(Work to do): Search the material for the string "JSON" and copy each line where it occurs.

-- start Given records --

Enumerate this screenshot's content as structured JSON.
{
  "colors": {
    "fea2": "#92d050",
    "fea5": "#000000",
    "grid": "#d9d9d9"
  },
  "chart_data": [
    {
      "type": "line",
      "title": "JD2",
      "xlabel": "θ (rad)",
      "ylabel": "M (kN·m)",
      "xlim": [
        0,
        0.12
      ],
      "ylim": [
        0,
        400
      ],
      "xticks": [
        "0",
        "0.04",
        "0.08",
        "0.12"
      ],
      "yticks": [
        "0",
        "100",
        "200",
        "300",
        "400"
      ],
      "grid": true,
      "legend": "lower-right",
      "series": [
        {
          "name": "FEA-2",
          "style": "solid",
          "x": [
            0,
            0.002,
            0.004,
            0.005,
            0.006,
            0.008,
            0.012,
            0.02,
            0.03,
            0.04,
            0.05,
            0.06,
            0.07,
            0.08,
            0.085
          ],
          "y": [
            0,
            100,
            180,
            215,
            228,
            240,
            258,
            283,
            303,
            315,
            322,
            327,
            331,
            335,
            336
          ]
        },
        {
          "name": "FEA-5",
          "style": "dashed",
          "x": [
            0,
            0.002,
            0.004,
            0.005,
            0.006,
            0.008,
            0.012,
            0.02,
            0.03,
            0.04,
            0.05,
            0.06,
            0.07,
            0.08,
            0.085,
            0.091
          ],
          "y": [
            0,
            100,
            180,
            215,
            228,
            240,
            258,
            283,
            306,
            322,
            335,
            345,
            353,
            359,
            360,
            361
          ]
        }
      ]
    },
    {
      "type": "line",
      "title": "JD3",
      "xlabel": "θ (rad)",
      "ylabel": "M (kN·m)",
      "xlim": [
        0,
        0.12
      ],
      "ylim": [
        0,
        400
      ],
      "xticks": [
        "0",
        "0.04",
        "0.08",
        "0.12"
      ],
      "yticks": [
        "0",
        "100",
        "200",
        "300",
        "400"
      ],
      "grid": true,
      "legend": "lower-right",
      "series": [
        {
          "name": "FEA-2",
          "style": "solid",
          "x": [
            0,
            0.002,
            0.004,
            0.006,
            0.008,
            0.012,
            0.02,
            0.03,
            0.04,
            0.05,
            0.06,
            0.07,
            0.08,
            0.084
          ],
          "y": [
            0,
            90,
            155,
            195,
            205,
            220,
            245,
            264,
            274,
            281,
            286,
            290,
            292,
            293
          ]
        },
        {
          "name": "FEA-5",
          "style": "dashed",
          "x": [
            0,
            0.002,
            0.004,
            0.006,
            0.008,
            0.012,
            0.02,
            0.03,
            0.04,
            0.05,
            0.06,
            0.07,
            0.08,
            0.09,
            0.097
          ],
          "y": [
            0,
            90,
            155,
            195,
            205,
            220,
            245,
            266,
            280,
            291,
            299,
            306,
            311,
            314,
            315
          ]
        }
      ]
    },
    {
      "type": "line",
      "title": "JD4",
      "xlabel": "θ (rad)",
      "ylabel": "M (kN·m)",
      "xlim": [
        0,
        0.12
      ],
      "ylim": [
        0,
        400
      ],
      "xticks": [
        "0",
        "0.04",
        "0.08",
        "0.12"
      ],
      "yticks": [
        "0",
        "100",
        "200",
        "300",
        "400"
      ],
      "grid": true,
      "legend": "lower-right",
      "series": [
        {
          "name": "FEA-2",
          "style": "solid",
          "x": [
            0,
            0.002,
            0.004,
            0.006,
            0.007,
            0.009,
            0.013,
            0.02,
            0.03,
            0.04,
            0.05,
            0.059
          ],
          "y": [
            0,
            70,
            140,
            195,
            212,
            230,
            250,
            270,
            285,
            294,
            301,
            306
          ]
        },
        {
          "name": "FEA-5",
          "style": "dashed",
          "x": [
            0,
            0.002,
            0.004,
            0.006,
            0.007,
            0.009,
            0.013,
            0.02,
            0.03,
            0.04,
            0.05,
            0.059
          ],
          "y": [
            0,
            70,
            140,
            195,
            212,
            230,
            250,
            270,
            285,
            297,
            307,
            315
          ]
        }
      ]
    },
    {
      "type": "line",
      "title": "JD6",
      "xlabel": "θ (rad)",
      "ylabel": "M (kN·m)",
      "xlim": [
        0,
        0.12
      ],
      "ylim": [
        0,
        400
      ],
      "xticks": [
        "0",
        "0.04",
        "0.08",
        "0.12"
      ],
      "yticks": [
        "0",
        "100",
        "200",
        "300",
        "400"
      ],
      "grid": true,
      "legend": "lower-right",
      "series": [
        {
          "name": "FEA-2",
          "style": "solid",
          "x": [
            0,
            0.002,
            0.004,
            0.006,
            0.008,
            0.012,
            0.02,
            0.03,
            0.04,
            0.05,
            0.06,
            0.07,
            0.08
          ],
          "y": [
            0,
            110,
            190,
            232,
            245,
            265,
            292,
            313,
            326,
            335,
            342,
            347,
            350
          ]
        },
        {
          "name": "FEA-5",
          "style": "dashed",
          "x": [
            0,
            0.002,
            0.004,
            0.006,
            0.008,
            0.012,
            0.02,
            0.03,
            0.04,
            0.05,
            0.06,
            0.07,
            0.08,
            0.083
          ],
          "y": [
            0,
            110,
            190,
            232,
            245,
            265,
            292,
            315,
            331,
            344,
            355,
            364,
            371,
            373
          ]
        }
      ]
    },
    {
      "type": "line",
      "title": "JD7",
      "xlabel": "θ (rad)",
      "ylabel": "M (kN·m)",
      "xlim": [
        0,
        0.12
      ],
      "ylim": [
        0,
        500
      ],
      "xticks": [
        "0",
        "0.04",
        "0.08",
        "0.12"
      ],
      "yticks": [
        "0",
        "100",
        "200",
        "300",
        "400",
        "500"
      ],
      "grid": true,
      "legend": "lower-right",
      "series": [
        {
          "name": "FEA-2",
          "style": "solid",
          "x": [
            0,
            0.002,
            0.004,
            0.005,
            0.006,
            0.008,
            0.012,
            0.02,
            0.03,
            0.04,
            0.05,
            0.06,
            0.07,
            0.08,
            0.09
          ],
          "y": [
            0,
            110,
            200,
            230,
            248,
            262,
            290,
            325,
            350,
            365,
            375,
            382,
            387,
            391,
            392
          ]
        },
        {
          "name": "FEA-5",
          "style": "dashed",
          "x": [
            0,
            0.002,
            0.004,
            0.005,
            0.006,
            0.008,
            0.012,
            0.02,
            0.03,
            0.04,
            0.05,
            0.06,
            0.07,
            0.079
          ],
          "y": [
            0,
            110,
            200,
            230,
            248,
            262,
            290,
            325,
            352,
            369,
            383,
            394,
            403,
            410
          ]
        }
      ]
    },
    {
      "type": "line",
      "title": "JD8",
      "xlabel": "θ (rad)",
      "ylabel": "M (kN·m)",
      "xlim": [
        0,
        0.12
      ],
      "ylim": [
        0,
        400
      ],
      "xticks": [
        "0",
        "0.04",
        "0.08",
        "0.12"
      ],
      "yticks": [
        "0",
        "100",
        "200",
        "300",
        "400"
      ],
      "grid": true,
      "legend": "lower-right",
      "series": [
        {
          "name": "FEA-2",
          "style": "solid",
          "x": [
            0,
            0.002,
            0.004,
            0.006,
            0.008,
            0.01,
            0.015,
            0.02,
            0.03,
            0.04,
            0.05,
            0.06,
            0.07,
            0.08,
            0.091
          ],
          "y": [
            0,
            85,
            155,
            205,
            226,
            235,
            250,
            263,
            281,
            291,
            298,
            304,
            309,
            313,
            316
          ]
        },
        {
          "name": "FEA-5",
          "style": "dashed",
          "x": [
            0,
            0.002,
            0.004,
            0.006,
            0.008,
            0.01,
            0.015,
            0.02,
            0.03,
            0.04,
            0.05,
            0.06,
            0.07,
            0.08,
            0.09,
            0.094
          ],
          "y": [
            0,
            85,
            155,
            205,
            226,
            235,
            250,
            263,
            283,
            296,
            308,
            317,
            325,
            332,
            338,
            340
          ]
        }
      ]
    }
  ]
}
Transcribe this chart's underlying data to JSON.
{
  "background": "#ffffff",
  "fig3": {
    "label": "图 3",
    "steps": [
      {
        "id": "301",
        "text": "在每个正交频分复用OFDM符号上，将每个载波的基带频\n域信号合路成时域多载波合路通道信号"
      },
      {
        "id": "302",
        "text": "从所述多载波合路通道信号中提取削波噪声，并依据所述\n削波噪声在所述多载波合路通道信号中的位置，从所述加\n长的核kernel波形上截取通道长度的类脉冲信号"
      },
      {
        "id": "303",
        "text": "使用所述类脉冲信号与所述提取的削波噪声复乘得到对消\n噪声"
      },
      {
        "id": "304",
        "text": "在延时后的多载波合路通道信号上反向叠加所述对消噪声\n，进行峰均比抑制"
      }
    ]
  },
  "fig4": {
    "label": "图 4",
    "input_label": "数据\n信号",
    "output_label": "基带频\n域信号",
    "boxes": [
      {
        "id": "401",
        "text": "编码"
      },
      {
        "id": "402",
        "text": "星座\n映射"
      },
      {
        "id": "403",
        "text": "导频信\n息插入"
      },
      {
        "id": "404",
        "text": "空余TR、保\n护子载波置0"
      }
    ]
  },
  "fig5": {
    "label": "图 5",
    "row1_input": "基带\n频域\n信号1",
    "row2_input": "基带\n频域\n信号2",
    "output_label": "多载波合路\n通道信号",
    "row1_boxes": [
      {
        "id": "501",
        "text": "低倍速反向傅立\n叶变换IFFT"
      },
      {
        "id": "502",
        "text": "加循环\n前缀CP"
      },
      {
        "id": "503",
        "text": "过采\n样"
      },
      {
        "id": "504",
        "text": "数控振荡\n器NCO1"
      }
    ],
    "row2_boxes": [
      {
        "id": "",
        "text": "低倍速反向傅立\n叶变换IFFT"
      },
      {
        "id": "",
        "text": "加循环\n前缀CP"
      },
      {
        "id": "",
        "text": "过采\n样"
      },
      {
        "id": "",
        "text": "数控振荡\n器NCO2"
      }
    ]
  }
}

-- end Given records --

(Response below):
Enumerate this screenshot's content as structured JSON.
Transcribe this chart's underlying data to JSON.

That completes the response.